__MATERIAL SUPPLIED__.
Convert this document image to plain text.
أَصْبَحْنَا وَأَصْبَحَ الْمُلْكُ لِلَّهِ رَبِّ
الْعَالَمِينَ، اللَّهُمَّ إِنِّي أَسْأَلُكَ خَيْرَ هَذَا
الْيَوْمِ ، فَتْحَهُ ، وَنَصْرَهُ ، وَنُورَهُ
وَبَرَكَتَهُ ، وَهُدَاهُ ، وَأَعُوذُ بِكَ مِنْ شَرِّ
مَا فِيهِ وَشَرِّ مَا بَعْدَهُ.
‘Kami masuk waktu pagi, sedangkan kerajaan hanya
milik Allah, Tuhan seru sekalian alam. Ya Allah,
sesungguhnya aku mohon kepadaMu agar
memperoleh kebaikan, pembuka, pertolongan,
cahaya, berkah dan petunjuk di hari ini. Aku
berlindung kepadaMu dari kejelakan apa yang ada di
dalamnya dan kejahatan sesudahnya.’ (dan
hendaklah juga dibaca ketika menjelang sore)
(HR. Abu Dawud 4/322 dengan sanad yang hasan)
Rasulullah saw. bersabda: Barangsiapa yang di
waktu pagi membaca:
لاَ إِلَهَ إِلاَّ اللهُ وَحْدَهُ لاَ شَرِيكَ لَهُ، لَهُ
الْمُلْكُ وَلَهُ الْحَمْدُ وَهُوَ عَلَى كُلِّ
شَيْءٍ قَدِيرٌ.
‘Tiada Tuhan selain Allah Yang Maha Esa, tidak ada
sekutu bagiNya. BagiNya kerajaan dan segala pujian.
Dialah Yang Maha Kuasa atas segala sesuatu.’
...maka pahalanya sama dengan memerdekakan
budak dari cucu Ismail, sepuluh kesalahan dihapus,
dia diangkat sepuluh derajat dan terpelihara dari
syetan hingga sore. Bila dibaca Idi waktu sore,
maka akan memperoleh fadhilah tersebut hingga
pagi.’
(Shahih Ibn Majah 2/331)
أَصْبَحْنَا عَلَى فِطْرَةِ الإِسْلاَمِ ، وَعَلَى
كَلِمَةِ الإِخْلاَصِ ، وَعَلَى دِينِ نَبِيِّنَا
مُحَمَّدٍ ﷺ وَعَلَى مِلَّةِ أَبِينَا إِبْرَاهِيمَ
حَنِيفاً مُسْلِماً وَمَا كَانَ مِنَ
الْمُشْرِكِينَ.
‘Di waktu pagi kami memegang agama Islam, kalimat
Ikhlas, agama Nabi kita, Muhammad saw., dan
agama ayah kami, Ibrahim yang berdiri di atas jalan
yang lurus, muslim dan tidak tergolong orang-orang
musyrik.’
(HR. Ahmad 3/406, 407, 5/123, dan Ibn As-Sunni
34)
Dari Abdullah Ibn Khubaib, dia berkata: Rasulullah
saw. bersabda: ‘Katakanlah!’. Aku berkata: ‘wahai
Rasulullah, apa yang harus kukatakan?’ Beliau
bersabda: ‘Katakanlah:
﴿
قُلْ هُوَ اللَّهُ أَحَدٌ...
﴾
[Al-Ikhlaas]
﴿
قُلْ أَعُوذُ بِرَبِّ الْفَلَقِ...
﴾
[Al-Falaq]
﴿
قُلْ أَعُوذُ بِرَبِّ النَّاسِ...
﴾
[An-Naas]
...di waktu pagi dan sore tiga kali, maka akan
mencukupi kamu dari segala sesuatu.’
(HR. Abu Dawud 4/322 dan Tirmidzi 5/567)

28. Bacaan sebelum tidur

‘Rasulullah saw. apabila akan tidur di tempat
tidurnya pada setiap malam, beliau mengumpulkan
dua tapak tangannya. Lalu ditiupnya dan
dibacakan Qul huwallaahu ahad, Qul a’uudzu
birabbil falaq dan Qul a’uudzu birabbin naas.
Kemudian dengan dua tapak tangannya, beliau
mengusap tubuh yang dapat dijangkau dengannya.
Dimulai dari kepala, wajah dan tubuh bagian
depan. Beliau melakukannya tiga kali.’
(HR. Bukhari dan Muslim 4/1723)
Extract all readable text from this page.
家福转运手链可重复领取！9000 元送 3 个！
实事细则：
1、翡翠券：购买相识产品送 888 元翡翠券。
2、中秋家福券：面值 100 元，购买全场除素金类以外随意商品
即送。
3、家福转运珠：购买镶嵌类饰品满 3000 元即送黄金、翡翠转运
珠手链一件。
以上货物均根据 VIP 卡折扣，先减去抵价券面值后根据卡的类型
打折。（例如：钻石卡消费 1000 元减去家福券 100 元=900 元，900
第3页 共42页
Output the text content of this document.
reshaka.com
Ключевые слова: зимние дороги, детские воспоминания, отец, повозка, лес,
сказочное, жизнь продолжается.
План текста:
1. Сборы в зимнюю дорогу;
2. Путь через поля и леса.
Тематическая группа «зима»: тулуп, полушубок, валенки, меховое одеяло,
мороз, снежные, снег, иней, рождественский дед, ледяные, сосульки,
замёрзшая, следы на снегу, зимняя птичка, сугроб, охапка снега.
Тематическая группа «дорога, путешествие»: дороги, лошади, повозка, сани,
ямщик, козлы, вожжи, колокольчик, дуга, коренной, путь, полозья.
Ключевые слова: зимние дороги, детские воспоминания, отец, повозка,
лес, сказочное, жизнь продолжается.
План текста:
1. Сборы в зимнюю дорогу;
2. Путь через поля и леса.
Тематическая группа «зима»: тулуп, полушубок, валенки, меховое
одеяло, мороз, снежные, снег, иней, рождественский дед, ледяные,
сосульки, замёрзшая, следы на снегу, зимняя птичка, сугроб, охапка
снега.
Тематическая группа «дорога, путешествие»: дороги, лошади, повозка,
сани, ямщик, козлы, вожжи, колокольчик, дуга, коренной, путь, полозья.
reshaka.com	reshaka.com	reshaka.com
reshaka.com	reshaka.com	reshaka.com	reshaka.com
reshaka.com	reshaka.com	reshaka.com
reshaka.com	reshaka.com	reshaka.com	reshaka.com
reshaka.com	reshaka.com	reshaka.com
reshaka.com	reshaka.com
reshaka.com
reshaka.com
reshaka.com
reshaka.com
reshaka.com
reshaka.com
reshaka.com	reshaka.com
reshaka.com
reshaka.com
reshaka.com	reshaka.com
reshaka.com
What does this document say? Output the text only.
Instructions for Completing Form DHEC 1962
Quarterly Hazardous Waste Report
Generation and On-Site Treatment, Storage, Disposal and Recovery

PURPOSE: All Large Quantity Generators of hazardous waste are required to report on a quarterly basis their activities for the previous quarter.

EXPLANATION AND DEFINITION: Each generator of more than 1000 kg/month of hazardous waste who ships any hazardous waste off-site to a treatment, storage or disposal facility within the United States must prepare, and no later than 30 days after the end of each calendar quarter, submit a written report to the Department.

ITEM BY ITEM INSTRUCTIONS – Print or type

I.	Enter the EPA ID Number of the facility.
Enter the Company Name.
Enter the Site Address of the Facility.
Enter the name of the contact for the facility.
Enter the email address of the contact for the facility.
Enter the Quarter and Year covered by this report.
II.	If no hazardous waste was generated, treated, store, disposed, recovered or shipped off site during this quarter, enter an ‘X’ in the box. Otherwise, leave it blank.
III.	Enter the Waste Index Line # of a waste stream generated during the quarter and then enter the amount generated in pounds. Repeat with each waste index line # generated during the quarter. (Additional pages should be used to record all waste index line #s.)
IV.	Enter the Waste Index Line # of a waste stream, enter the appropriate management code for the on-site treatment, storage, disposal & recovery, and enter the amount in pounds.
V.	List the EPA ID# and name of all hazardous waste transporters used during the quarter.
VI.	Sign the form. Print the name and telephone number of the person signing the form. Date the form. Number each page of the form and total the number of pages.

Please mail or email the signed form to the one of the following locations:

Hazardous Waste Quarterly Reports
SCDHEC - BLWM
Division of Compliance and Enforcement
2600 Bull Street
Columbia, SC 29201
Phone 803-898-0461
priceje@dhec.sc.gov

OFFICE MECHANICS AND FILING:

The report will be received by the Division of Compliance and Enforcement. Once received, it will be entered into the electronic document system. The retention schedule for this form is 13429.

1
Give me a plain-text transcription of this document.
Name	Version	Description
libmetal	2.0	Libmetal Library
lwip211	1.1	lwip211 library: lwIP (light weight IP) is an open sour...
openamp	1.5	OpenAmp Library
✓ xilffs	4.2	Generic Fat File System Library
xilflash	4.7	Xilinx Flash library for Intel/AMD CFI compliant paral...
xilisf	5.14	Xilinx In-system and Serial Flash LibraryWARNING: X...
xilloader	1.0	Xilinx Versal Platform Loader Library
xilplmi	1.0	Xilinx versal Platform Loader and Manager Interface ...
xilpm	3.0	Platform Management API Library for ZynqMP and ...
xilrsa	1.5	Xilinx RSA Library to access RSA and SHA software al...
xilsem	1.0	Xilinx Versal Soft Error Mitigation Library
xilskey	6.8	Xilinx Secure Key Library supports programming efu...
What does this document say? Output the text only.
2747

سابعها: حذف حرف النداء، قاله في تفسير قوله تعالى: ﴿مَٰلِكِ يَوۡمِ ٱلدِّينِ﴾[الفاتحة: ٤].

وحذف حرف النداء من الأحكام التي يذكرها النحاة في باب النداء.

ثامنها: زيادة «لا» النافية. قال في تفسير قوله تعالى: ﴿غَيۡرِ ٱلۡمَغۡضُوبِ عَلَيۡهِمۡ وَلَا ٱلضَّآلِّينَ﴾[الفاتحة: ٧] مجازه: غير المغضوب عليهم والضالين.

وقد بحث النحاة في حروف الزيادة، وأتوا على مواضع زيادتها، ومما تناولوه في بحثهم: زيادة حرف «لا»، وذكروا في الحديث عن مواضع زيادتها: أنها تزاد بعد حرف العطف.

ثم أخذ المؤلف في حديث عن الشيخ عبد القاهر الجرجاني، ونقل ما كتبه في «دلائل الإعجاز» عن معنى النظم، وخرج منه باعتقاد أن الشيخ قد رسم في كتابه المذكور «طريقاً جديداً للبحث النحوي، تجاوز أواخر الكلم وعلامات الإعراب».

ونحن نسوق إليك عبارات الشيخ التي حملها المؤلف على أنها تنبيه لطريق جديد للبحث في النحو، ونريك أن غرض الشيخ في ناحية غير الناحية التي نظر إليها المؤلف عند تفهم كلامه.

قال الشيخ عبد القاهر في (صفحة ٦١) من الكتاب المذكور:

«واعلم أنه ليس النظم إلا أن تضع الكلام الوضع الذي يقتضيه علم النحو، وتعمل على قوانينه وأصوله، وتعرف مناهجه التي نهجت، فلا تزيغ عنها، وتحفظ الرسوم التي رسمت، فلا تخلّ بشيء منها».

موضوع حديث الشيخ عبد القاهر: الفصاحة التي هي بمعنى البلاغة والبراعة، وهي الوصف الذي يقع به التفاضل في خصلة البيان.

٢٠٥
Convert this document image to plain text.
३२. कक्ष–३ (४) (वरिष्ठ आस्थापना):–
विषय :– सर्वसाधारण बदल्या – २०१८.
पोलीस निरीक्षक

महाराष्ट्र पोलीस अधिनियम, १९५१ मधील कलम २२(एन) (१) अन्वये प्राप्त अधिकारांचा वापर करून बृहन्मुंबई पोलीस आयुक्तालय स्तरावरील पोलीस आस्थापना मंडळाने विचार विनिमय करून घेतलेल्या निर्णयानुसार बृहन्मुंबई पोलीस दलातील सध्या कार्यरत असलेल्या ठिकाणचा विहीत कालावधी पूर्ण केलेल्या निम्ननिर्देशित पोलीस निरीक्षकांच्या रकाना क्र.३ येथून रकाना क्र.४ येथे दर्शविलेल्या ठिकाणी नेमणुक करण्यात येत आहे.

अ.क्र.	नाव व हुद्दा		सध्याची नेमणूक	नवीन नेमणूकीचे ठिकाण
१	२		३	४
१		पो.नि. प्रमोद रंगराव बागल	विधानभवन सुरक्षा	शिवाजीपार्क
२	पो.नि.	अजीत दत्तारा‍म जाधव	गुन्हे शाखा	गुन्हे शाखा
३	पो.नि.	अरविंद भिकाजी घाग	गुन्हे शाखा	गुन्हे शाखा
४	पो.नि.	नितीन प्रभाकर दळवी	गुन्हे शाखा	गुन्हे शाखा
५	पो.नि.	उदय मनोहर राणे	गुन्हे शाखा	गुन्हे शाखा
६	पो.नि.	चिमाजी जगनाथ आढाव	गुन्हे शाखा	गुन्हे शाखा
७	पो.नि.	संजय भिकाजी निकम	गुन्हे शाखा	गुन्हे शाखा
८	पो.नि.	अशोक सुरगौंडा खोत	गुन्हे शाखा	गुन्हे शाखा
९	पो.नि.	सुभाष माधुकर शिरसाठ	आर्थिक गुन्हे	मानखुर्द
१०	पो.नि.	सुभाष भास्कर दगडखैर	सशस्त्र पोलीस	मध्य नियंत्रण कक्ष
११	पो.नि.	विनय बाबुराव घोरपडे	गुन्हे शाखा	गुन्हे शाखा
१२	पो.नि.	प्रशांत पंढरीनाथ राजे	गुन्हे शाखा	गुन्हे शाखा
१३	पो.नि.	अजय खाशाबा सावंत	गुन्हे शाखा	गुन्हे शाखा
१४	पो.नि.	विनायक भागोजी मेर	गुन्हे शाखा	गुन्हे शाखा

__GIVEN REQUEST__. In the records above, locate the lines holding the word "иней". Copy each of them.

__EXERCISE SOLUTION__.
мороз, снежные, снег, иней, рождественский дед, ледяные, сосульки,
одеяло, мороз, снежные, снег, иней, рождественский дед, ледяные,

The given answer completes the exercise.